> [INSTRUCTION]:
According to the passage on NVTabular preprocessing and model training, which optimizer handles the deep part of the network during training?

> [GIVEN TEXT]:
Most of the code describing operations in this workflow are in data/outbrain/nvtabular/utils/workflow.py and leverage NVTabular v0.3. As stated in its repository, NVTabular, a component of NVIDIA Merlin Open Beta, is a feature engineering and preprocessing library for tabular data that is designed to quickly and easily manipulate terabyte scale datasets and train deep learning based recommender systems. It provides a high-level abstraction to simplify code and accelerates computation on the GPU using the RAPIDS Dask-cuDF library. The code to transform the NVTabular Parquet output into TFRecords is in data/outbrain/nvtabular/utils/converter.py. The NVTabular version of preprocessing is not subject to the same memory and storage constraints as its Spark counterpart, since NVTabular is able to manipulate tables on GPU and work with tables much larger than even physical RAM memory. The NVTabular Outbrain workflow has been successfully tested on DGX-1 V100 and DGX A100 for single and multigpu preprocessing.

For more information about NVTabular, refer to the NVTabular documentation.

Training process

The training can be started by running the main.py script. By default, the script is in train mode. Other training related configs are also present in the trainer/utils/arguments.py and can be seen using the command python main.py -h. Training happens on a TFRecords training dataset files that match --train_data_pattern. Training is run for --num_epochs epochs with a global batch size of --global_batch_size in strong scaling mode (i.e. the effective batch size per GPU equals global_batch_size/gpu_count).

The model: tf.keras.experimental.WideDeepModel consists of a wide part and deep part with a sigmoid activation in the output layer (see Figure 1) for reference and trainer/model/widedeep.py for model definition).

During training (default configuration): Two separate optimizers are used to optimize the wide and the deep part of the network:

  • FTLR (Follow the Regularized Leader) optimizer is used to optimize the wide part of the network.
  • RMSProp optimizer is used to optimize the deep part of the network.

Checkpoint of the model:

  • Can be loaded at the beginning of training when --use_checkpoint is set
  • is saved into --model_dir after each training epoch. Only the last checkpoint is kept.

> [DATA SECTION]:

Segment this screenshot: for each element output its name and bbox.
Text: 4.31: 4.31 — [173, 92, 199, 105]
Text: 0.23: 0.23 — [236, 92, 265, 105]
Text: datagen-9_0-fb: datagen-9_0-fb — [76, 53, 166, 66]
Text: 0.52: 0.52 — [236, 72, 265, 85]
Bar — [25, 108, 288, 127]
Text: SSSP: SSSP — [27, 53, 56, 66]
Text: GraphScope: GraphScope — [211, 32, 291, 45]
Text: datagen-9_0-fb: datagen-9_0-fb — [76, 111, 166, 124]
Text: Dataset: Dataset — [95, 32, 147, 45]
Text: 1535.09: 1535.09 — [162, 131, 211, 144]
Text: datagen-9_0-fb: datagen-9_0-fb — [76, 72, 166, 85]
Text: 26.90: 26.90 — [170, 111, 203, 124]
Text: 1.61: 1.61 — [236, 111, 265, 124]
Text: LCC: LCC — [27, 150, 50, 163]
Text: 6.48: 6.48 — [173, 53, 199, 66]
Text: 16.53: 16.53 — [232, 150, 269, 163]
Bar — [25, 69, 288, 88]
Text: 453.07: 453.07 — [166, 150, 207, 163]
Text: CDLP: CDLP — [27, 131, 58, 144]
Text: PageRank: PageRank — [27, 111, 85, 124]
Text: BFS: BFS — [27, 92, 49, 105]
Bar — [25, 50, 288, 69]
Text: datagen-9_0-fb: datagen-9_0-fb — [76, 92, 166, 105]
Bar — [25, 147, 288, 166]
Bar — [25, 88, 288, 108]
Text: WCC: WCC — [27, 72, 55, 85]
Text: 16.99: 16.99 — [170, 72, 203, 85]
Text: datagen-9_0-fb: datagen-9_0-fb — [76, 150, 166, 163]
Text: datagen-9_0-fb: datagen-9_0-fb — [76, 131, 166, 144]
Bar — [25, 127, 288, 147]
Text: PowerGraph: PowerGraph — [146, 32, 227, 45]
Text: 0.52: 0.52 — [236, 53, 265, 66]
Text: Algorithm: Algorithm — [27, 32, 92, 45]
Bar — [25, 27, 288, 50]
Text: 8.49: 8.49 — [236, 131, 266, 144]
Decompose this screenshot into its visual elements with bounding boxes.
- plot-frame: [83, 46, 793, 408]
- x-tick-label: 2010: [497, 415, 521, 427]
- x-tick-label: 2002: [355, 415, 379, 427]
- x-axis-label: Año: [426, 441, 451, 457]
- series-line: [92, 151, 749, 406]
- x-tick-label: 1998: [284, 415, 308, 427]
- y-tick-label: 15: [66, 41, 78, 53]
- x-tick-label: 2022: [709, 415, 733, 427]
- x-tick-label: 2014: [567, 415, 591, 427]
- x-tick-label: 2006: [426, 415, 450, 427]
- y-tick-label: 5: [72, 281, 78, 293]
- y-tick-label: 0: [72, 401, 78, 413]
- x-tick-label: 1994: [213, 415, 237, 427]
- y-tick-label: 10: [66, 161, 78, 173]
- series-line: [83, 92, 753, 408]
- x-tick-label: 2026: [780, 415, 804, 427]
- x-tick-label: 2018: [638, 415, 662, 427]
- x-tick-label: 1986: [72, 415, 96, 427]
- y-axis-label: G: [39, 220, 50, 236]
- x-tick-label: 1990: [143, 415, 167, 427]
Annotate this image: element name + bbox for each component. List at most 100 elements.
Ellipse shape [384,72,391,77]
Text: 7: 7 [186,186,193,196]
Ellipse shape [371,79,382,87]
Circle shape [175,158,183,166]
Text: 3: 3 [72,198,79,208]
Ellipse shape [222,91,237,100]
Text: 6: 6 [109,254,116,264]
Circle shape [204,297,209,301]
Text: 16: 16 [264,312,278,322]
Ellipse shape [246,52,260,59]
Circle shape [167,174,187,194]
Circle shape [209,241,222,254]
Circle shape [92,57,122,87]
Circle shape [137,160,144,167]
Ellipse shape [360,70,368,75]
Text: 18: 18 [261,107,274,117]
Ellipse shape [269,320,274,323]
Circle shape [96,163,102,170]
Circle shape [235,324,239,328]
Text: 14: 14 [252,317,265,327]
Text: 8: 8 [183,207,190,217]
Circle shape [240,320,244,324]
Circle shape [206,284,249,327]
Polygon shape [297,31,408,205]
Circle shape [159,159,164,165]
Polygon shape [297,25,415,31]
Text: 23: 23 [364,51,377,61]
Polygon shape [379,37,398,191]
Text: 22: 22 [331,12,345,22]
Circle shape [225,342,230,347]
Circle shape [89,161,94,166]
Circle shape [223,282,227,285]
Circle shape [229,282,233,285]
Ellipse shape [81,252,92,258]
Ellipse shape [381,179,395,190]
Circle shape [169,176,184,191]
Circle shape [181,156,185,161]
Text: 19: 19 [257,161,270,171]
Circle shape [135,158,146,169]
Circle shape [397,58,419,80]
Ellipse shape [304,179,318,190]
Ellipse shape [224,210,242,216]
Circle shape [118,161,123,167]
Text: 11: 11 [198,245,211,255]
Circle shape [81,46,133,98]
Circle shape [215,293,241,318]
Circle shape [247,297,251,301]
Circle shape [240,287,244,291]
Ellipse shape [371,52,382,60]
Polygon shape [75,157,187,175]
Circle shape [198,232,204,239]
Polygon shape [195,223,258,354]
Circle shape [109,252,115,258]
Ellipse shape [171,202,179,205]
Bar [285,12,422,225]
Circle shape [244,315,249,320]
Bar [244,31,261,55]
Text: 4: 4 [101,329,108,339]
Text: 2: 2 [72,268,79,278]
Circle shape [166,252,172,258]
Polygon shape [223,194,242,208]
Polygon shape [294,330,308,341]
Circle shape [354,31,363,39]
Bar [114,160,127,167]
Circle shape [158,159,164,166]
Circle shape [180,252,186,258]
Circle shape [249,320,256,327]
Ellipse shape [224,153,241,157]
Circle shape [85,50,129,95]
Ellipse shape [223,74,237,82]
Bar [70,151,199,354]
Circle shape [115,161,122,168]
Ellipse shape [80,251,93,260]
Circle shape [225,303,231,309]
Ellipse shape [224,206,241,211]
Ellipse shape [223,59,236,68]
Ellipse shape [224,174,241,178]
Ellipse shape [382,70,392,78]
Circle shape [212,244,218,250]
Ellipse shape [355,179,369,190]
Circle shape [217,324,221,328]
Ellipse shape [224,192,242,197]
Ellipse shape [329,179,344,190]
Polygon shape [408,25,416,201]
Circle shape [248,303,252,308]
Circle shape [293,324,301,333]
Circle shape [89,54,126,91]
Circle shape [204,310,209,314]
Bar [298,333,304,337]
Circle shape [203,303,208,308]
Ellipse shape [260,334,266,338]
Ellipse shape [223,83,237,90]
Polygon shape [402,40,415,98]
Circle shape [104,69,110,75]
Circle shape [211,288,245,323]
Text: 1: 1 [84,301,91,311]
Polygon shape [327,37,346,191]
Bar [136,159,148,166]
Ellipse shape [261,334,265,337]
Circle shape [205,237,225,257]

> [TASK RESULT]:
The RMSProp optimizer.